**Task description**
Write the data out again, character for character, with no images.

Dataset entries on figures
######
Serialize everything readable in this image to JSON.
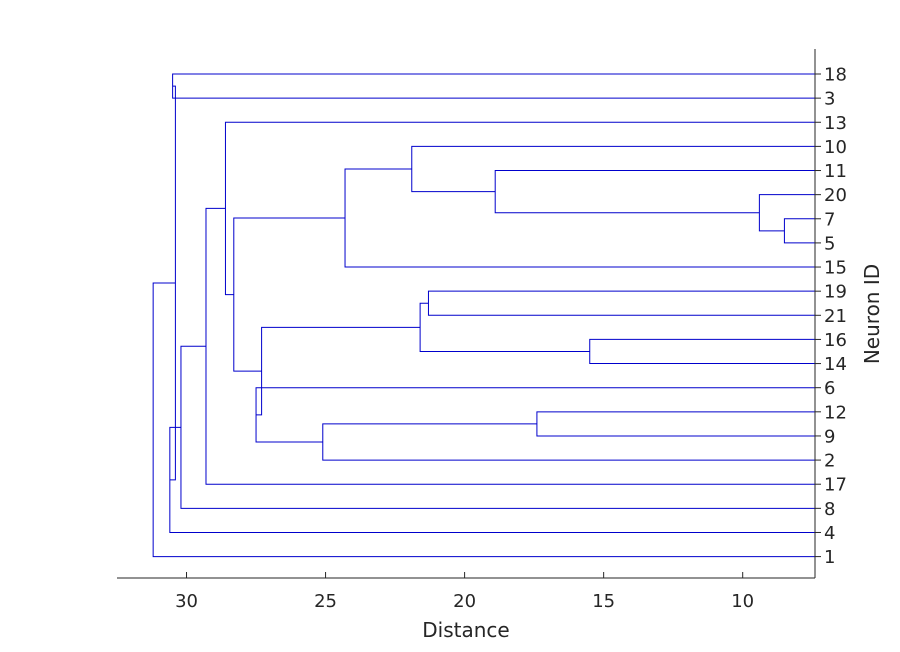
{
  "chart_data": {
    "type": "dendrogram",
    "orientation": "leaves-right",
    "xlabel": "Distance",
    "ylabel": "Neuron ID",
    "xlim": [
      32.5,
      7.4
    ],
    "x_reversed": true,
    "xticks": [
      30,
      25,
      20,
      15,
      10
    ],
    "leaf_order_top_to_bottom": [
      "18",
      "3",
      "13",
      "10",
      "11",
      "20",
      "7",
      "5",
      "15",
      "19",
      "21",
      "16",
      "14",
      "6",
      "12",
      "9",
      "2",
      "17",
      "8",
      "4",
      "1"
    ],
    "leaf_distance": 7.4,
    "merges": [
      {
        "left": "7",
        "right": "5",
        "distance": 8.5
      },
      {
        "left": "20",
        "right": "7+5",
        "distance": 9.4
      },
      {
        "left": "11",
        "right": "20+7+5",
        "distance": 18.9
      },
      {
        "left": "10",
        "right": "11+20+7+5",
        "distance": 21.9
      },
      {
        "left": "10-cluster",
        "right": "15",
        "distance": 24.3
      },
      {
        "left": "19",
        "right": "21",
        "distance": 21.3
      },
      {
        "left": "16",
        "right": "14",
        "distance": 15.5
      },
      {
        "left": "19+21",
        "right": "16+14",
        "distance": 21.6
      },
      {
        "left": "12",
        "right": "9",
        "distance": 17.4
      },
      {
        "left": "12+9",
        "right": "2",
        "distance": 25.1
      },
      {
        "left": "6",
        "right": "12+9+2",
        "distance": 27.5
      },
      {
        "left": "19-cluster",
        "right": "6-cluster",
        "distance": 27.3
      },
      {
        "left": "10-cluster",
        "right": "19+6-clusters",
        "distance": 28.3
      },
      {
        "left": "13",
        "right": "28.3-cluster",
        "distance": 28.6
      },
      {
        "left": "13-cluster",
        "right": "17",
        "distance": 29.3
      },
      {
        "left": "29.3-cluster",
        "right": "8",
        "distance": 30.2
      },
      {
        "left": "18",
        "right": "3",
        "distance": 30.5
      },
      {
        "left": "30.2-cluster",
        "right": "4",
        "distance": 30.6
      },
      {
        "left": "18+3",
        "right": "30.6-cluster",
        "distance": 30.4
      },
      {
        "left": "30.4-cluster",
        "right": "1",
        "distance": 31.2
      }
    ],
    "line_color": "#0000cc",
    "grid": false
  }
}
######
**Expected answer**
Serialize everything readable in this image to JSON.
{
  "chart_data": {
    "type": "dendrogram",
    "orientation": "leaves-right",
    "xlabel": "Distance",
    "ylabel": "Neuron ID",
    "xlim": [
      32.5,
      7.4
    ],
    "x_reversed": true,
    "xticks": [
      30,
      25,
      20,
      15,
      10
    ],
    "leaf_order_top_to_bottom": [
      "18",
      "3",
      "13",
      "10",
      "11",
      "20",
      "7",
      "5",
      "15",
      "19",
      "21",
      "16",
      "14",
      "6",
      "12",
      "9",
      "2",
      "17",
      "8",
      "4",
      "1"
    ],
    "leaf_distance": 7.4,
    "merges": [
      {
        "left": "7",
        "right": "5",
        "distance": 8.5
      },
      {
        "left": "20",
        "right": "7+5",
        "distance": 9.4
      },
      {
        "left": "11",
        "right": "20+7+5",
        "distance": 18.9
      },
      {
        "left": "10",
        "right": "11+20+7+5",
        "distance": 21.9
      },
      {
        "left": "10-cluster",
        "right": "15",
        "distance": 24.3
      },
      {
        "left": "19",
        "right": "21",
        "distance": 21.3
      },
      {
        "left": "16",
        "right": "14",
        "distance": 15.5
      },
      {
        "left": "19+21",
        "right": "16+14",
        "distance": 21.6
      },
      {
        "left": "12",
        "right": "9",
        "distance": 17.4
      },
      {
        "left": "12+9",
        "right": "2",
        "distance": 25.1
      },
      {
        "left": "6",
        "right": "12+9+2",
        "distance": 27.5
      },
      {
        "left": "19-cluster",
        "right": "6-cluster",
        "distance": 27.3
      },
      {
        "left": "10-cluster",
        "right": "19+6-clusters",
        "distance": 28.3
      },
      {
        "left": "13",
        "right": "28.3-cluster",
        "distance": 28.6
      },
      {
        "left": "13-cluster",
        "right": "17",
        "distance": 29.3
      },
      {
        "left": "29.3-cluster",
        "right": "8",
        "distance": 30.2
      },
      {
        "left": "18",
        "right": "3",
        "distance": 30.5
      },
      {
        "left": "30.2-cluster",
        "right": "4",
        "distance": 30.6
      },
      {
        "left": "18+3",
        "right": "30.6-cluster",
        "distance": 30.4
      },
      {
        "left": "30.4-cluster",
        "right": "1",
        "distance": 31.2
      }
    ],
    "line_color": "#0000cc",
    "grid": false
  }
}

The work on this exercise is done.